REQUEST: Check each line of the data for "إشارة" and select those that have it.

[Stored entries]
# # # #

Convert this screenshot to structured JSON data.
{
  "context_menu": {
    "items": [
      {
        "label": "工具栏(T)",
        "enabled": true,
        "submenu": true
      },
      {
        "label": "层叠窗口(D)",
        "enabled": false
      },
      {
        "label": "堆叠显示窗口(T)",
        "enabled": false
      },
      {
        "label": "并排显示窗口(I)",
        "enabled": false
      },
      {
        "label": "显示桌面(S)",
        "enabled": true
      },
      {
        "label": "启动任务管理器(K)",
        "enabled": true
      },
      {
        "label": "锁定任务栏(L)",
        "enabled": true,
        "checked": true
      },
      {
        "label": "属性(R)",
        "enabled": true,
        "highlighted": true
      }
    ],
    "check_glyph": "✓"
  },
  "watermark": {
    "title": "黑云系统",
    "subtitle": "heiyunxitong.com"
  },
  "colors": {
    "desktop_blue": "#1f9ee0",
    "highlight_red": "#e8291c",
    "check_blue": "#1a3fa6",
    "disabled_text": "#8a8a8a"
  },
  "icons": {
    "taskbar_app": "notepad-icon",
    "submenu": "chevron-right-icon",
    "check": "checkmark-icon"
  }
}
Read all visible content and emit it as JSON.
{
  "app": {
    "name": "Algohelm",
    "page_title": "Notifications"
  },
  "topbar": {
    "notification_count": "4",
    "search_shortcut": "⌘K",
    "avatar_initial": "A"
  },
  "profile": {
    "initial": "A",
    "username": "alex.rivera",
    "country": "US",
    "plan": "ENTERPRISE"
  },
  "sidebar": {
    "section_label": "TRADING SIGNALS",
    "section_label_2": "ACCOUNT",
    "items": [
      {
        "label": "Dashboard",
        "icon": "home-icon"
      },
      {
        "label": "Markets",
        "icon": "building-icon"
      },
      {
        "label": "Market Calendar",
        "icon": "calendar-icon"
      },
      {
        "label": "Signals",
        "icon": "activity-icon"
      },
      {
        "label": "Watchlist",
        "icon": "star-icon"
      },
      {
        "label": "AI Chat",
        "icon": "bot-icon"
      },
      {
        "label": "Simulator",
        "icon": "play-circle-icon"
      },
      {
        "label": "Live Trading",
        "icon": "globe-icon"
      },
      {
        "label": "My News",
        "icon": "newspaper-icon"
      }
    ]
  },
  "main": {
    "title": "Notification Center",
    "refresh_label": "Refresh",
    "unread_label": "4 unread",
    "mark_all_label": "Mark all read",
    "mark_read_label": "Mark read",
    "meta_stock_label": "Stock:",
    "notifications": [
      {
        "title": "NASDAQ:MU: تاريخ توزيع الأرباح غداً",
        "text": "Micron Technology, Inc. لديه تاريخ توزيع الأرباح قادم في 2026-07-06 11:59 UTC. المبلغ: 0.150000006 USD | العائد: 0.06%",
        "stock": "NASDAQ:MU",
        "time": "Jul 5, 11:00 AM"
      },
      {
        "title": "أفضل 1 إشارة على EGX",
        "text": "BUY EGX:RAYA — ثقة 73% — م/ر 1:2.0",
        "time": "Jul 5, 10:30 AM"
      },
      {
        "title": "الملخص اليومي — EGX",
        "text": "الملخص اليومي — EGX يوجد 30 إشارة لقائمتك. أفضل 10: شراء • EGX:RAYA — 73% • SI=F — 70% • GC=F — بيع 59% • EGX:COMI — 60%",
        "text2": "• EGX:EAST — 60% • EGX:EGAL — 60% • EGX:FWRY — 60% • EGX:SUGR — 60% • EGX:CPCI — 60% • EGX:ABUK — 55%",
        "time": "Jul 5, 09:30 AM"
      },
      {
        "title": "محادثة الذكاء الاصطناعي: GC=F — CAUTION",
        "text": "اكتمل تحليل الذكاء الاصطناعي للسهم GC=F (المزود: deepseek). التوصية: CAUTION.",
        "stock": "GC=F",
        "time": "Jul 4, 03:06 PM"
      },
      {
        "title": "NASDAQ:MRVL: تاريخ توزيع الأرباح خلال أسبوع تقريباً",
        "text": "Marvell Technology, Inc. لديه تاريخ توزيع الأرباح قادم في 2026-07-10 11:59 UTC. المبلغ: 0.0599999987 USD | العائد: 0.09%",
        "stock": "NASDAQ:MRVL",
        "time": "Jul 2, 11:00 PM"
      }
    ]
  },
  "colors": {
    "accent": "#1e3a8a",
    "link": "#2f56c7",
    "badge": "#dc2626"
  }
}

# # # #

EXERCISE RESPONSE:
        "title": "أفضل 1 إشارة على EGX",
        "text": "الملخص اليومي — EGX يوجد 30 إشارة لقائمتك. أفضل 10: شراء • EGX:RAYA — 73% • SI=F — 70% • GC=F — بيع 59% • EGX:COMI — 60%",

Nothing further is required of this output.